-- Start GIVEN DATA --

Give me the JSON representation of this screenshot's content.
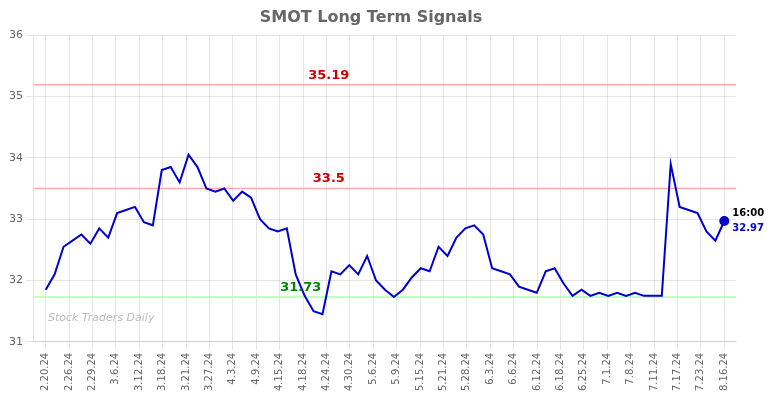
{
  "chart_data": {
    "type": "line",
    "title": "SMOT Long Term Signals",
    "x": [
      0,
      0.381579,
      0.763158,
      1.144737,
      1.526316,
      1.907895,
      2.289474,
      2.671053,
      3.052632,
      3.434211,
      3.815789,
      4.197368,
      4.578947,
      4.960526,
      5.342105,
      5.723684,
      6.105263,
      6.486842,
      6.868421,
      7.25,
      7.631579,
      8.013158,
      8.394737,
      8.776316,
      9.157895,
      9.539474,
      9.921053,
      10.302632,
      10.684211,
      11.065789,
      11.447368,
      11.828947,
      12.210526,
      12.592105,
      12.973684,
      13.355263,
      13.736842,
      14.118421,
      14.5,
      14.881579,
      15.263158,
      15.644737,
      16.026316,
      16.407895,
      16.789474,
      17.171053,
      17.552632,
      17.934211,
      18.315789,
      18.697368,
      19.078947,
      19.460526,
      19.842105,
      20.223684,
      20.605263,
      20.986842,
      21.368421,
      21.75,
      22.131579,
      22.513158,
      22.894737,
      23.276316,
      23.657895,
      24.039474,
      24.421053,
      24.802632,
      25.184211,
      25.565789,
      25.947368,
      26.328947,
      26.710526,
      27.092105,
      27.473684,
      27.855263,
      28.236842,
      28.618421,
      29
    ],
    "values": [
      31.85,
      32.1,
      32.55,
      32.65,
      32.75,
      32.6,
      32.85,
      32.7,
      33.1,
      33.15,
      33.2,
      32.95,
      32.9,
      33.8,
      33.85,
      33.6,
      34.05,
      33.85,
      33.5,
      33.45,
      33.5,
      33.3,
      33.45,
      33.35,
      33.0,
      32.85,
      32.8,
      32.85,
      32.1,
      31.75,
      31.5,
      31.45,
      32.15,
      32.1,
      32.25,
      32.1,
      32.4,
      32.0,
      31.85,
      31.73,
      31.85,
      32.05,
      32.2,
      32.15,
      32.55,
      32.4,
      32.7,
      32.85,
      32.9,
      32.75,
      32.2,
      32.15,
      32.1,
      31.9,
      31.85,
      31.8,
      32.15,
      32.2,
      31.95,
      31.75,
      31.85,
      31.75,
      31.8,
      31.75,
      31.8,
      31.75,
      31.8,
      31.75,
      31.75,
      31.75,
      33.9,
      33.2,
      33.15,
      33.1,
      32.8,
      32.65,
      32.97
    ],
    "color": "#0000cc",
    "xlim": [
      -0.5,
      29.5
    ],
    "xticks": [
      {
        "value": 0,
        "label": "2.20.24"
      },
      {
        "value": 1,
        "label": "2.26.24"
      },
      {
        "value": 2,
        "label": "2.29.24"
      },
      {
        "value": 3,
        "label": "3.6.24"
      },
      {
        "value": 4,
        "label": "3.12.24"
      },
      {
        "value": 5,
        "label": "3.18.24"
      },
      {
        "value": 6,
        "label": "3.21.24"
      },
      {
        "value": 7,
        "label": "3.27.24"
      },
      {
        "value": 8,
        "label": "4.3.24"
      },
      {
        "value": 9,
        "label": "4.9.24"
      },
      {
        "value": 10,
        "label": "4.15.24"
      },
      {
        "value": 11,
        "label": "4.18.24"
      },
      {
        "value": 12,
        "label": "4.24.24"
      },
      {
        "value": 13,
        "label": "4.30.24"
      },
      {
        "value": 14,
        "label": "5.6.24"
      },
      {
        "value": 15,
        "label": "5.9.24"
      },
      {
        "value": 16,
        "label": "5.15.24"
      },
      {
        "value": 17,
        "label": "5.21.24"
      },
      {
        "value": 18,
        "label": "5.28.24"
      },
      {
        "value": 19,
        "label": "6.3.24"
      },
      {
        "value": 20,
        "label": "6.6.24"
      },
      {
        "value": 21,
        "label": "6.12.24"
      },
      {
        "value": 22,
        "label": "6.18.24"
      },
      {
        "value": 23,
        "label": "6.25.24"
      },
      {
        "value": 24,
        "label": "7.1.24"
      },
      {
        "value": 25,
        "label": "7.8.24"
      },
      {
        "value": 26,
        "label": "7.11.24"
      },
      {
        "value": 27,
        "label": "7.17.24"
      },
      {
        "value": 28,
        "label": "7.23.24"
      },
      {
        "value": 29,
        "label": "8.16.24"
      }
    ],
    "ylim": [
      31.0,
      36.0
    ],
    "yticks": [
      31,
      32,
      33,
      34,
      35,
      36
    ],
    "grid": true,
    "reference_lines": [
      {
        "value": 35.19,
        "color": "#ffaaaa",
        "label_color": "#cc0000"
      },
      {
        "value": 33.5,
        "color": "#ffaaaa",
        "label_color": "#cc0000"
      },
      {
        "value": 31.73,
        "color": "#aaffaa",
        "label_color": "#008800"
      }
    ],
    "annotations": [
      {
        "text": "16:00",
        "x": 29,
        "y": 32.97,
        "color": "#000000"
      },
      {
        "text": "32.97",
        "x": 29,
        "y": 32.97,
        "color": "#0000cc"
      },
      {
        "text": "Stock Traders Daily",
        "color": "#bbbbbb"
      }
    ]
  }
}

-- End GIVEN DATA --

**AIM OF THE TASK:** Restate each line of the records exactly; pictures do not belong in the copy.

**ANSWER TO THIS PROBLEM:**
Give me the JSON representation of this screenshot's content.
{
  "chart_data": {
    "type": "line",
    "title": "SMOT Long Term Signals",
    "x": [
      0,
      0.381579,
      0.763158,
      1.144737,
      1.526316,
      1.907895,
      2.289474,
      2.671053,
      3.052632,
      3.434211,
      3.815789,
      4.197368,
      4.578947,
      4.960526,
      5.342105,
      5.723684,
      6.105263,
      6.486842,
      6.868421,
      7.25,
      7.631579,
      8.013158,
      8.394737,
      8.776316,
      9.157895,
      9.539474,
      9.921053,
      10.302632,
      10.684211,
      11.065789,
      11.447368,
      11.828947,
      12.210526,
      12.592105,
      12.973684,
      13.355263,
      13.736842,
      14.118421,
      14.5,
      14.881579,
      15.263158,
      15.644737,
      16.026316,
      16.407895,
      16.789474,
      17.171053,
      17.552632,
      17.934211,
      18.315789,
      18.697368,
      19.078947,
      19.460526,
      19.842105,
      20.223684,
      20.605263,
      20.986842,
      21.368421,
      21.75,
      22.131579,
      22.513158,
      22.894737,
      23.276316,
      23.657895,
      24.039474,
      24.421053,
      24.802632,
      25.184211,
      25.565789,
      25.947368,
      26.328947,
      26.710526,
      27.092105,
      27.473684,
      27.855263,
      28.236842,
      28.618421,
      29
    ],
    "values": [
      31.85,
      32.1,
      32.55,
      32.65,
      32.75,
      32.6,
      32.85,
      32.7,
      33.1,
      33.15,
      33.2,
      32.95,
      32.9,
      33.8,
      33.85,
      33.6,
      34.05,
      33.85,
      33.5,
      33.45,
      33.5,
      33.3,
      33.45,
      33.35,
      33.0,
      32.85,
      32.8,
      32.85,
      32.1,
      31.75,
      31.5,
      31.45,
      32.15,
      32.1,
      32.25,
      32.1,
      32.4,
      32.0,
      31.85,
      31.73,
      31.85,
      32.05,
      32.2,
      32.15,
      32.55,
      32.4,
      32.7,
      32.85,
      32.9,
      32.75,
      32.2,
      32.15,
      32.1,
      31.9,
      31.85,
      31.8,
      32.15,
      32.2,
      31.95,
      31.75,
      31.85,
      31.75,
      31.8,
      31.75,
      31.8,
      31.75,
      31.8,
      31.75,
      31.75,
      31.75,
      33.9,
      33.2,
      33.15,
      33.1,
      32.8,
      32.65,
      32.97
    ],
    "color": "#0000cc",
    "xlim": [
      -0.5,
      29.5
    ],
    "xticks": [
      {
        "value": 0,
        "label": "2.20.24"
      },
      {
        "value": 1,
        "label": "2.26.24"
      },
      {
        "value": 2,
        "label": "2.29.24"
      },
      {
        "value": 3,
        "label": "3.6.24"
      },
      {
        "value": 4,
        "label": "3.12.24"
      },
      {
        "value": 5,
        "label": "3.18.24"
      },
      {
        "value": 6,
        "label": "3.21.24"
      },
      {
        "value": 7,
        "label": "3.27.24"
      },
      {
        "value": 8,
        "label": "4.3.24"
      },
      {
        "value": 9,
        "label": "4.9.24"
      },
      {
        "value": 10,
        "label": "4.15.24"
      },
      {
        "value": 11,
        "label": "4.18.24"
      },
      {
        "value": 12,
        "label": "4.24.24"
      },
      {
        "value": 13,
        "label": "4.30.24"
      },
      {
        "value": 14,
        "label": "5.6.24"
      },
      {
        "value": 15,
        "label": "5.9.24"
      },
      {
        "value": 16,
        "label": "5.15.24"
      },
      {
        "value": 17,
        "label": "5.21.24"
      },
      {
        "value": 18,
        "label": "5.28.24"
      },
      {
        "value": 19,
        "label": "6.3.24"
      },
      {
        "value": 20,
        "label": "6.6.24"
      },
      {
        "value": 21,
        "label": "6.12.24"
      },
      {
        "value": 22,
        "label": "6.18.24"
      },
      {
        "value": 23,
        "label": "6.25.24"
      },
      {
        "value": 24,
        "label": "7.1.24"
      },
      {
        "value": 25,
        "label": "7.8.24"
      },
      {
        "value": 26,
        "label": "7.11.24"
      },
      {
        "value": 27,
        "label": "7.17.24"
      },
      {
        "value": 28,
        "label": "7.23.24"
      },
      {
        "value": 29,
        "label": "8.16.24"
      }
    ],
    "ylim": [
      31.0,
      36.0
    ],
    "yticks": [
      31,
      32,
      33,
      34,
      35,
      36
    ],
    "grid": true,
    "reference_lines": [
      {
        "value": 35.19,
        "color": "#ffaaaa",
        "label_color": "#cc0000"
      },
      {
        "value": 33.5,
        "color": "#ffaaaa",
        "label_color": "#cc0000"
      },
      {
        "value": 31.73,
        "color": "#aaffaa",
        "label_color": "#008800"
      }
    ],
    "annotations": [
      {
        "text": "16:00",
        "x": 29,
        "y": 32.97,
        "color": "#000000"
      },
      {
        "text": "32.97",
        "x": 29,
        "y": 32.97,
        "color": "#0000cc"
      },
      {
        "text": "Stock Traders Daily",
        "color": "#bbbbbb"
      }
    ]
  }
}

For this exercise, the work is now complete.